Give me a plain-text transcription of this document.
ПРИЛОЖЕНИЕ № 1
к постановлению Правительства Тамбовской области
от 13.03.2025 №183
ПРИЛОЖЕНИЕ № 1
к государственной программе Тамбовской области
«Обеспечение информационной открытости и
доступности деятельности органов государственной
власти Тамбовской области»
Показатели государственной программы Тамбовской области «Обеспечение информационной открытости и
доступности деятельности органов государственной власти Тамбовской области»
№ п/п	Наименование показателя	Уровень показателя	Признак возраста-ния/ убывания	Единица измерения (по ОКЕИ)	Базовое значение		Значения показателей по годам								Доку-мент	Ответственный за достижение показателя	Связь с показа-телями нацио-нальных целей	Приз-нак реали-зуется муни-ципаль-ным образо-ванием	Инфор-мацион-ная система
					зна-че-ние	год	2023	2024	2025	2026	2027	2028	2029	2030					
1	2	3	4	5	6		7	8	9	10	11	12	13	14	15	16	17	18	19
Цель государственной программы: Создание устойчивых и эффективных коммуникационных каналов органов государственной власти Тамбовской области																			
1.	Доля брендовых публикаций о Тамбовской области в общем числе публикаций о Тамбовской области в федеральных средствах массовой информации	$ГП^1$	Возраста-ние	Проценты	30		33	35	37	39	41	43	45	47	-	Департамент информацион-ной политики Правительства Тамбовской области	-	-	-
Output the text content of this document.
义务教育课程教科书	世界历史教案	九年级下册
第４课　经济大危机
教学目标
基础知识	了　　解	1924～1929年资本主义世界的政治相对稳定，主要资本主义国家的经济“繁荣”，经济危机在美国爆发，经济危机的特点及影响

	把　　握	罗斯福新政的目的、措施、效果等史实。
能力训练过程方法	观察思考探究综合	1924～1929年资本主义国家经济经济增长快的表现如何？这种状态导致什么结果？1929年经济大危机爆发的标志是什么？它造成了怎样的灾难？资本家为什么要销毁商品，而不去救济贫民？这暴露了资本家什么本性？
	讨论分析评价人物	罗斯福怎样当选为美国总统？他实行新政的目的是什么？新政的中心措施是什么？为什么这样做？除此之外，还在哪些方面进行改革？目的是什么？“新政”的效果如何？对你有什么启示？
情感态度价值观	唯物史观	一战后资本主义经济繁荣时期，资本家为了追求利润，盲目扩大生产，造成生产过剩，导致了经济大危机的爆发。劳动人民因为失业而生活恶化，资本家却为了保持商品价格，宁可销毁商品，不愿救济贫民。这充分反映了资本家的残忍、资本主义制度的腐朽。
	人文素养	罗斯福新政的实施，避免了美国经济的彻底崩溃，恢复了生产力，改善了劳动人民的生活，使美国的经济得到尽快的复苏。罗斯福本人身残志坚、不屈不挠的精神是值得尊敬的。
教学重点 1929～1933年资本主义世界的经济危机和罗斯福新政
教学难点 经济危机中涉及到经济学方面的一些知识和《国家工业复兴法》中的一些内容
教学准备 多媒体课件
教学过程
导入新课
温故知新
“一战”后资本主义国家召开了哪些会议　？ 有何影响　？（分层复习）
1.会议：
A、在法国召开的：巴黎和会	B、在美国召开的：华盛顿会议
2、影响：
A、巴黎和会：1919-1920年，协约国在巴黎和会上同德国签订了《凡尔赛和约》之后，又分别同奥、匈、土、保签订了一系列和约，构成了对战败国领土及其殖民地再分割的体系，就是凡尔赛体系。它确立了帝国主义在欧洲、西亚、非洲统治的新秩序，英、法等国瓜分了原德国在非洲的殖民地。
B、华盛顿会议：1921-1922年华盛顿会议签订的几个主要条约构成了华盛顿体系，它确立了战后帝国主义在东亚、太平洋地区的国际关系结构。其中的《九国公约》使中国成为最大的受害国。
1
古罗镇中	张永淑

What is required:
Search the data above for the string "document" and return every line that has it.

Result for this exercise:
Give me a plain-text transcription of this document.
Output the text content of this document.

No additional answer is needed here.